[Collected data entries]
============
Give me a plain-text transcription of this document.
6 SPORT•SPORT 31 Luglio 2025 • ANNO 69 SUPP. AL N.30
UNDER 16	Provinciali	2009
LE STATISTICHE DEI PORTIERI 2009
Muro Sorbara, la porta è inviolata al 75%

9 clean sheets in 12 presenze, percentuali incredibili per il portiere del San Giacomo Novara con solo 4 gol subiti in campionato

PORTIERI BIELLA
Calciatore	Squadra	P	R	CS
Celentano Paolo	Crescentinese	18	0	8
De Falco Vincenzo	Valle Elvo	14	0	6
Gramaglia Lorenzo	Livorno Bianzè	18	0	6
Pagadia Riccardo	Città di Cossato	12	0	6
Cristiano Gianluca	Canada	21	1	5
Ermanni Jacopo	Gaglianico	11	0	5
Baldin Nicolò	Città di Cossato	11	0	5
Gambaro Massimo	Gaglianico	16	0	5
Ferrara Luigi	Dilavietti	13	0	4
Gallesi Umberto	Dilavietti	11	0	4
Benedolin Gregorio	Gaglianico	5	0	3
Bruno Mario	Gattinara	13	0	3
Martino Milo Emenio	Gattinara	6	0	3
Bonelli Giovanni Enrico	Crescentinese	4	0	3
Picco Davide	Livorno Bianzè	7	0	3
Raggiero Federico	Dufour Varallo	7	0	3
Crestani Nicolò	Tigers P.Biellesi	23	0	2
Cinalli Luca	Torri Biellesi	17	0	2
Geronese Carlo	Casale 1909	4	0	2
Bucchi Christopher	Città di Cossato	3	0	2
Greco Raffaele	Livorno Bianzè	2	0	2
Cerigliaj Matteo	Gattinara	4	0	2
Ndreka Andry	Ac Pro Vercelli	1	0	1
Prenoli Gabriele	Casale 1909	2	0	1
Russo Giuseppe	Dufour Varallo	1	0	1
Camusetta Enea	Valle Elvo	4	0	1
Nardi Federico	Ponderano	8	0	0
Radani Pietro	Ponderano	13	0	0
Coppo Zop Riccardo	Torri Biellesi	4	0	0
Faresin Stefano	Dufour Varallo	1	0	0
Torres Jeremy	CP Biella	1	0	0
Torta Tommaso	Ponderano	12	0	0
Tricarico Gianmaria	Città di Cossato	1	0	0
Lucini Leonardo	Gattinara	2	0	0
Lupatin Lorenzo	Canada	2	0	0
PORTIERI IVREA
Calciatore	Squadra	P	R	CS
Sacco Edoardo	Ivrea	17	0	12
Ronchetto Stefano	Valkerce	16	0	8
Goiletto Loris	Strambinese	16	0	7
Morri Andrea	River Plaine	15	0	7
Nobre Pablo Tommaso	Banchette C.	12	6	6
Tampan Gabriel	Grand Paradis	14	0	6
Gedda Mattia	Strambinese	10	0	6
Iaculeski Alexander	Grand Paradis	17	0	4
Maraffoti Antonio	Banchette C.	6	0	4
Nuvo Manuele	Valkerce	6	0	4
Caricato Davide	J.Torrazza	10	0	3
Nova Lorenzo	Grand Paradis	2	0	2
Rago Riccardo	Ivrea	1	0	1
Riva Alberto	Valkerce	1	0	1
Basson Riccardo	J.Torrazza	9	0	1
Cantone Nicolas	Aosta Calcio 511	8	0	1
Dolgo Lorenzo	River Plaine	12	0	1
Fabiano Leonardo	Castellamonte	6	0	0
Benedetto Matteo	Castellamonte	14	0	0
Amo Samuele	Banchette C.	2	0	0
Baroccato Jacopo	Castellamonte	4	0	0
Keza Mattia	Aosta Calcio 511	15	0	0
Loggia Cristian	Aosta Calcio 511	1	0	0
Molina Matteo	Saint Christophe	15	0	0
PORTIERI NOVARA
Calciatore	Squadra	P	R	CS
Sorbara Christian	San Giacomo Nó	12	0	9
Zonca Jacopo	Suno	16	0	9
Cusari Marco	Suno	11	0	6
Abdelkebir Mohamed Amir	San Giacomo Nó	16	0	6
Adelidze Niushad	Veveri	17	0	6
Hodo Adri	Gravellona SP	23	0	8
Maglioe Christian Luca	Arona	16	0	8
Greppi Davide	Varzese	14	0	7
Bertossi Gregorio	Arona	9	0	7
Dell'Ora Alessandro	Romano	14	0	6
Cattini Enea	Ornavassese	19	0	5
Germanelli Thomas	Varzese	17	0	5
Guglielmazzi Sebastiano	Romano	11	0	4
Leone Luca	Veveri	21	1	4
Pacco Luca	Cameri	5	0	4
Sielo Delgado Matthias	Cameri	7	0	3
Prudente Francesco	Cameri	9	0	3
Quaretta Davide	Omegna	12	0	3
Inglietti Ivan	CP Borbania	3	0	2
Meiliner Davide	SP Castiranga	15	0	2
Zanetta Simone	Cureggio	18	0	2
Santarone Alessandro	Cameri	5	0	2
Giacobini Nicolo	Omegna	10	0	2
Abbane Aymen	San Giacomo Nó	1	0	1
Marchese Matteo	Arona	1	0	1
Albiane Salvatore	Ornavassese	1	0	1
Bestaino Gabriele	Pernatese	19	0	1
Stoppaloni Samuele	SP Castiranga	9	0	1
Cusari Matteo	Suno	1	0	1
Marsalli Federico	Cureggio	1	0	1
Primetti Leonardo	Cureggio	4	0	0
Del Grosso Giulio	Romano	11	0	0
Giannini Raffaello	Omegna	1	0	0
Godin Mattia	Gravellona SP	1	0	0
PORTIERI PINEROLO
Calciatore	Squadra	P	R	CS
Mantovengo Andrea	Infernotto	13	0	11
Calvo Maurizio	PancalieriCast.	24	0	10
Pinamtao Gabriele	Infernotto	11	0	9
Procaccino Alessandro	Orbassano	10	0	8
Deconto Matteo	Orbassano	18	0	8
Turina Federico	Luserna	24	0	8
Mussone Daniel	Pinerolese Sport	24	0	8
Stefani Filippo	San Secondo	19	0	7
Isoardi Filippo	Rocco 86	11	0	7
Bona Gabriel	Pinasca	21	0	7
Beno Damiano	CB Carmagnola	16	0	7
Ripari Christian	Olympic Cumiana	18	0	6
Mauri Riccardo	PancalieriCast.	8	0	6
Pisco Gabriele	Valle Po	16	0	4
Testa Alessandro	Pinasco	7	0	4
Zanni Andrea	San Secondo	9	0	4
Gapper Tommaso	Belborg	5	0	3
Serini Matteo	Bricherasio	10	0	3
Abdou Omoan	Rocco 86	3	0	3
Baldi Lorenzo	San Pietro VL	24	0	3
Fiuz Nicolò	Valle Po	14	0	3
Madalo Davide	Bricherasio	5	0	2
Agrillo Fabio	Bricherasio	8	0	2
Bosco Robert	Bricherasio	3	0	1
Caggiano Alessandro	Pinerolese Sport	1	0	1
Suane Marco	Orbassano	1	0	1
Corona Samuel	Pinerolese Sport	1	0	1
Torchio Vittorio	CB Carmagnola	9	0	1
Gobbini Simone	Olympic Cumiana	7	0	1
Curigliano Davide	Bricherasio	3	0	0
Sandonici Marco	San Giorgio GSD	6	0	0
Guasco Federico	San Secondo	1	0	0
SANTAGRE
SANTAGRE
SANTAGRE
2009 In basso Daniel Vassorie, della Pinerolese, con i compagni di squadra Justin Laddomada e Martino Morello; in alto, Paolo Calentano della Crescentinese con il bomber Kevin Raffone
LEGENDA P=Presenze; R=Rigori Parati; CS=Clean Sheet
============
* _EXERCISE TASK_
Read through the data and copy every line where "Gregorio" shows up.

* _RESPONSE TO THE EXERCISE_
Benedolin Gregorio	Gaglianico	5	0	3
Bertossi Gregorio	Arona	9	0	7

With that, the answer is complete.